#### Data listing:
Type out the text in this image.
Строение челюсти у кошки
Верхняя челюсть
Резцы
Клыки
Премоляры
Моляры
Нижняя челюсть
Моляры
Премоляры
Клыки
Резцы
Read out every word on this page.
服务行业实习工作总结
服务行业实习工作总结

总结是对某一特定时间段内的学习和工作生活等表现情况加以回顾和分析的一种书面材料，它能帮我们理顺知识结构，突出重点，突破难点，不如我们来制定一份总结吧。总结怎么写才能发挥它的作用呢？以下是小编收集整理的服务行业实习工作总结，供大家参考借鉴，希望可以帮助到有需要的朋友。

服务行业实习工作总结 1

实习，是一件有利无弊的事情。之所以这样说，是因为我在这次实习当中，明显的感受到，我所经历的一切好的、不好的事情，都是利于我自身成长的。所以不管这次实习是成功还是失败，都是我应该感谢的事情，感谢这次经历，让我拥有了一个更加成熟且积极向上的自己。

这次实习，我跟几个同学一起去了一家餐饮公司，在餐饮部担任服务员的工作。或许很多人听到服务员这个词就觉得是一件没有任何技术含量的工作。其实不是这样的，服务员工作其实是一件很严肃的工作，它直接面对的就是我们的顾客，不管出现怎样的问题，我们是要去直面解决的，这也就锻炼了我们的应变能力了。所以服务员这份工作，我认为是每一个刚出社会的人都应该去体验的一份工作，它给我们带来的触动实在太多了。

#### Task objective:
Repeat the records above in full, character for character.

#### The solution:
Type out the text in this image.
Строение челюсти у кошки
Верхняя челюсть
Резцы
Клыки
Премоляры
Моляры
Нижняя челюсть
Моляры
Премоляры
Клыки
Резцы
Read out every word on this page.
服务行业实习工作总结
服务行业实习工作总结

总结是对某一特定时间段内的学习和工作生活等表现情况加以回顾和分析的一种书面材料，它能帮我们理顺知识结构，突出重点，突破难点，不如我们来制定一份总结吧。总结怎么写才能发挥它的作用呢？以下是小编收集整理的服务行业实习工作总结，供大家参考借鉴，希望可以帮助到有需要的朋友。

服务行业实习工作总结 1

实习，是一件有利无弊的事情。之所以这样说，是因为我在这次实习当中，明显的感受到，我所经历的一切好的、不好的事情，都是利于我自身成长的。所以不管这次实习是成功还是失败，都是我应该感谢的事情，感谢这次经历，让我拥有了一个更加成熟且积极向上的自己。

这次实习，我跟几个同学一起去了一家餐饮公司，在餐饮部担任服务员的工作。或许很多人听到服务员这个词就觉得是一件没有任何技术含量的工作。其实不是这样的，服务员工作其实是一件很严肃的工作，它直接面对的就是我们的顾客，不管出现怎样的问题，我们是要去直面解决的，这也就锻炼了我们的应变能力了。所以服务员这份工作，我认为是每一个刚出社会的人都应该去体验的一份工作，它给我们带来的触动实在太多了。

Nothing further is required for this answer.